(Task): Count every line that has "SERVER" in it and give the total, nothing more.

(Data for this task):
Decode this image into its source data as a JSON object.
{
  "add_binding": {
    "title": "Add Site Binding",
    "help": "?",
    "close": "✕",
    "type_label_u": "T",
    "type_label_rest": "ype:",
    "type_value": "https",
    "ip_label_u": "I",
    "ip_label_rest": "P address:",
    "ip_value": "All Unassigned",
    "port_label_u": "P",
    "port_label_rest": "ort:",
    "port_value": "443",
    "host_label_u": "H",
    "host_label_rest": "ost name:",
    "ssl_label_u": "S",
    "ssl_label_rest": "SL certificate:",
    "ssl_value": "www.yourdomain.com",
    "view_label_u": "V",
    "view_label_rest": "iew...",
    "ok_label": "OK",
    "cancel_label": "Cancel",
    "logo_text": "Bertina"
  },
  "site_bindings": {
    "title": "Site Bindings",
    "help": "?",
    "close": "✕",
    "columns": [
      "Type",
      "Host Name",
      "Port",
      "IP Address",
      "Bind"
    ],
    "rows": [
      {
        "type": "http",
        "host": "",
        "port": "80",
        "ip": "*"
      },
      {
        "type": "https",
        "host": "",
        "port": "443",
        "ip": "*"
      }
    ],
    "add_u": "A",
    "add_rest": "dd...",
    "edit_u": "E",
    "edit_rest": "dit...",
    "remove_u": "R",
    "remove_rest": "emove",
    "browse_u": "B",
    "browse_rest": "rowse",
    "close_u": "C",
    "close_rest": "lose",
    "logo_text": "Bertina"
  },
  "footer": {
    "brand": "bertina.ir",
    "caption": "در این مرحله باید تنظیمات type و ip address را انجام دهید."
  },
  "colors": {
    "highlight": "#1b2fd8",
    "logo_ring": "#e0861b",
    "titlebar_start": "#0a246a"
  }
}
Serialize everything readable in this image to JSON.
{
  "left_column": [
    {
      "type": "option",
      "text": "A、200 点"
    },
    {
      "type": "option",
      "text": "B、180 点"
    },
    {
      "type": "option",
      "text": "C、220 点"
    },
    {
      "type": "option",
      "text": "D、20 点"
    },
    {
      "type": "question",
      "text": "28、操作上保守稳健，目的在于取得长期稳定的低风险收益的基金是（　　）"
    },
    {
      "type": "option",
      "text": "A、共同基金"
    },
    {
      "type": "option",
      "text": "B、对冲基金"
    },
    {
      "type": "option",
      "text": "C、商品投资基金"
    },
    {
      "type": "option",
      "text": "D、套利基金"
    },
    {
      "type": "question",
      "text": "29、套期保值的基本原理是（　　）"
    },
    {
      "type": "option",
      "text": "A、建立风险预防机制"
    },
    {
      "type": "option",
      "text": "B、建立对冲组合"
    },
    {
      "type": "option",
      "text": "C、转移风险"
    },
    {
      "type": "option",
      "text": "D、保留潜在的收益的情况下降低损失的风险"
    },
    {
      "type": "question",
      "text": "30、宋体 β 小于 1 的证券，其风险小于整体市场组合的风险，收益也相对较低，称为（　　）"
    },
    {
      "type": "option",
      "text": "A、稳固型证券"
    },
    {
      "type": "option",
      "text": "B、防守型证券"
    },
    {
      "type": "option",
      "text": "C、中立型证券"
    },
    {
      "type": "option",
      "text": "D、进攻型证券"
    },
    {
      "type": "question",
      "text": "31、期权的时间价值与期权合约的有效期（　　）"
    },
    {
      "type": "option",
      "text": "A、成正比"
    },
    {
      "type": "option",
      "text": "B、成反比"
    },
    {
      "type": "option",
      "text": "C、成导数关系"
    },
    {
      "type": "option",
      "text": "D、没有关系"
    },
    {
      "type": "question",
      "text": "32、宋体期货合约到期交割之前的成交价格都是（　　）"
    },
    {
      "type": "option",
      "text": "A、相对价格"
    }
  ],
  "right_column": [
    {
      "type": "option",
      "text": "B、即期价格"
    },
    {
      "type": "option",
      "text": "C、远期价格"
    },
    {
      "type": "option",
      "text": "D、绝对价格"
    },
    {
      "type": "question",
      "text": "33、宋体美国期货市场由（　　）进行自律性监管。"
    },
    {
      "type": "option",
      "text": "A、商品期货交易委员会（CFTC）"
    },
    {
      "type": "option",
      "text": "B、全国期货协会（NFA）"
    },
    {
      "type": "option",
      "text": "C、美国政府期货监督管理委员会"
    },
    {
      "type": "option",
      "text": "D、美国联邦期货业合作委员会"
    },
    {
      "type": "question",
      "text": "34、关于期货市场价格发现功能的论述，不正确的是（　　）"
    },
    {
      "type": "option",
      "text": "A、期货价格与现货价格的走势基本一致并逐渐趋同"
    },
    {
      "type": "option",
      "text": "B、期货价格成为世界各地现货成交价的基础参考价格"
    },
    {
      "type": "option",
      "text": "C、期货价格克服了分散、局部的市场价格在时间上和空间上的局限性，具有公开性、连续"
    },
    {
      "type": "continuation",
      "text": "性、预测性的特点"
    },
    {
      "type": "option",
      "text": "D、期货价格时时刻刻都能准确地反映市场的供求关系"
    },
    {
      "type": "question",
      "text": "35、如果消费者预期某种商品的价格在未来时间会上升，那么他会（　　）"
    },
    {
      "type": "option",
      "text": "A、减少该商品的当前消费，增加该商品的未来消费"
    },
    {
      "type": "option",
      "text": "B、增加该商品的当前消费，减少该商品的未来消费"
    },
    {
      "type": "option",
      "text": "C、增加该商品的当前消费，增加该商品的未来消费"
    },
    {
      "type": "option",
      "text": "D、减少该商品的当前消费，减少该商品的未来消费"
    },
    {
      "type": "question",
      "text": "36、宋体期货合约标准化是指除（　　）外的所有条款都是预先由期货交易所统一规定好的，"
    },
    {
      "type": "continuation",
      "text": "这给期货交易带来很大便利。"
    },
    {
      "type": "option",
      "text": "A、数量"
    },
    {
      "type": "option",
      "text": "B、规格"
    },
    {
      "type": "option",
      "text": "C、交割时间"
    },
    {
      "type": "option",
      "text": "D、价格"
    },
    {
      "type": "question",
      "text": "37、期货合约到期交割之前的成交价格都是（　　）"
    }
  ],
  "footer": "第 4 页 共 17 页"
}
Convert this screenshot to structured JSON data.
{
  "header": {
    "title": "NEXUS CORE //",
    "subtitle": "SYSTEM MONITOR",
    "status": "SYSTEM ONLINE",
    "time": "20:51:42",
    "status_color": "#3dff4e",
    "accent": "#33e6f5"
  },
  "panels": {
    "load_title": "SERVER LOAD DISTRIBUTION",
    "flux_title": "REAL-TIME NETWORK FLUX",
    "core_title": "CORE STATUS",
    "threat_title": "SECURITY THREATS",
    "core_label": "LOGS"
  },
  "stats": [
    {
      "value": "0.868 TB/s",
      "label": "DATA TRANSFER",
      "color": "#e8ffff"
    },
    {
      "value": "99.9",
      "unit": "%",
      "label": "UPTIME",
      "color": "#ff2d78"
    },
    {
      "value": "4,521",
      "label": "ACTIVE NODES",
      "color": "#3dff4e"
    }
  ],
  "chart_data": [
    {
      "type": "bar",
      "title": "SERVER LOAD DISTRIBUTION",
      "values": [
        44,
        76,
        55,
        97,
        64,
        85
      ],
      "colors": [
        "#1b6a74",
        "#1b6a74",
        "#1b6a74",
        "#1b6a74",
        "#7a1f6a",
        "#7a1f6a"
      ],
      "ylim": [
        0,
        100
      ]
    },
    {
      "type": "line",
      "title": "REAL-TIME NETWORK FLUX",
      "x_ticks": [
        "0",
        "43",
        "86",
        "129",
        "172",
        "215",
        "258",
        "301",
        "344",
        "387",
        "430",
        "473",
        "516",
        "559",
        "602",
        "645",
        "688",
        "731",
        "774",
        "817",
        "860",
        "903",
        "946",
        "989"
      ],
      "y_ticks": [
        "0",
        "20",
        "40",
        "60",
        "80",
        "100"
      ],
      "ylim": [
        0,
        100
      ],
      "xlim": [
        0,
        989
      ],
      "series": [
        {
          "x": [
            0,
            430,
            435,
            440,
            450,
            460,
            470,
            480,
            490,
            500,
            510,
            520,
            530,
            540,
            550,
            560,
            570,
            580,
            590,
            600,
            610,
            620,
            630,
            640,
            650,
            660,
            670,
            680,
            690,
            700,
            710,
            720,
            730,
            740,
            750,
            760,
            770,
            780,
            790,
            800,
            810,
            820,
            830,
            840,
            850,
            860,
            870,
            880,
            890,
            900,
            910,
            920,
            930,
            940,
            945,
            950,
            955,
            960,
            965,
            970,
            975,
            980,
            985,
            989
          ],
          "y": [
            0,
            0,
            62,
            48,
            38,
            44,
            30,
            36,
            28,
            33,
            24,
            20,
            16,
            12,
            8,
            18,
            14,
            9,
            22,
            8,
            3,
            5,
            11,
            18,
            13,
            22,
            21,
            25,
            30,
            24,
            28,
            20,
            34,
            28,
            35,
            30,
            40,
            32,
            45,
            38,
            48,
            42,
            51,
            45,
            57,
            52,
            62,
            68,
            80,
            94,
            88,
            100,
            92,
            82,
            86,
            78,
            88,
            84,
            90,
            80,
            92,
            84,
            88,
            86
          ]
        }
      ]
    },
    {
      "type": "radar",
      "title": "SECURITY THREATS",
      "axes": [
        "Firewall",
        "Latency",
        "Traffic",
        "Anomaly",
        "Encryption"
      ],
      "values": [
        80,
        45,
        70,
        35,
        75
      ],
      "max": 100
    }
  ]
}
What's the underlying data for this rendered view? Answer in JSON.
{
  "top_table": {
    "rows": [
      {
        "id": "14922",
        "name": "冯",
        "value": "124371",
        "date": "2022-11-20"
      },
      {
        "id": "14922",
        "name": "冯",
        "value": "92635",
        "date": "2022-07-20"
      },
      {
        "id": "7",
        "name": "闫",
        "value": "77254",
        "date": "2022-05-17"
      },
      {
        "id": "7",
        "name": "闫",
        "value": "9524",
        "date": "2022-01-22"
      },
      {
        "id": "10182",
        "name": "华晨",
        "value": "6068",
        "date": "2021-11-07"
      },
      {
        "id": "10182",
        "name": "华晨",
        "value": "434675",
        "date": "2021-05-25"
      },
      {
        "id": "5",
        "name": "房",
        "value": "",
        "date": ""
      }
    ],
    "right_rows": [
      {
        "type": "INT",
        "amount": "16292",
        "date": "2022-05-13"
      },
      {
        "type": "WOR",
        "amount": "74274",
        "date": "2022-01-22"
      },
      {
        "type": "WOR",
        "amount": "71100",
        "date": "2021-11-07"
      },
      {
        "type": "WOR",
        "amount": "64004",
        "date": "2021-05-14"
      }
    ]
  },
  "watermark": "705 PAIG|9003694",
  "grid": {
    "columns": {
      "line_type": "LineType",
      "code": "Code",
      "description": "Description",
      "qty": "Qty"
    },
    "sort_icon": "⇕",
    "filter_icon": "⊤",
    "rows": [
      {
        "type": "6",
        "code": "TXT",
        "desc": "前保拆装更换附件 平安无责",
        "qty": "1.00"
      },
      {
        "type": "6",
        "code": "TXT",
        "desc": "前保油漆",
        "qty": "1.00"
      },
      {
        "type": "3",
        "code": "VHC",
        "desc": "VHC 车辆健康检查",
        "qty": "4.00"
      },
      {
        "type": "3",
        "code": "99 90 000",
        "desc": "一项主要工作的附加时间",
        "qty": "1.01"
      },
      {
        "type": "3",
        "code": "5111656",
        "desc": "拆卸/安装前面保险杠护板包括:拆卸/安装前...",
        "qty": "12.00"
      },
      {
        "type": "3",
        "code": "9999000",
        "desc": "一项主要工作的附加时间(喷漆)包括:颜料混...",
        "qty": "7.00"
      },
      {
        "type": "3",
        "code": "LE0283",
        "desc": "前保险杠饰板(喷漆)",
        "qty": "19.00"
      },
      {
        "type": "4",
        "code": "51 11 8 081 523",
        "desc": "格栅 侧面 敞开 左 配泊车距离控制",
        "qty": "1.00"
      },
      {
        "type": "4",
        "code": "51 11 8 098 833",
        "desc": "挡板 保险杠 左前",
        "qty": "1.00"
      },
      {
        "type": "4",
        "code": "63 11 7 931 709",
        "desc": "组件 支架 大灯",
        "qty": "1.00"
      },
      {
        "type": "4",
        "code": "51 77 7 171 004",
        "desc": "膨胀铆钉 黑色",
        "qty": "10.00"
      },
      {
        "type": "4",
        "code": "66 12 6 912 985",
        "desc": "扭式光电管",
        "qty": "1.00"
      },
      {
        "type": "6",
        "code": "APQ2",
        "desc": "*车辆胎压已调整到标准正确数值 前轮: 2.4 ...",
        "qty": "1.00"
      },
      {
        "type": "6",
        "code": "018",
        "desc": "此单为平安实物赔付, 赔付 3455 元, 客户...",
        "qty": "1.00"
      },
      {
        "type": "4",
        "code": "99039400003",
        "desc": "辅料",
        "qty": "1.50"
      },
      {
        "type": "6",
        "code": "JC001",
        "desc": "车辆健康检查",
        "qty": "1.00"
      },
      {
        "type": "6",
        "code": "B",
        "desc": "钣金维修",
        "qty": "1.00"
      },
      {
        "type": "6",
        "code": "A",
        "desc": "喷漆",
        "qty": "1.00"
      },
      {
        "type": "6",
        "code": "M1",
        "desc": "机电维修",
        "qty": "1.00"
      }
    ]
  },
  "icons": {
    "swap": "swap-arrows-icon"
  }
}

(Response to the task): 2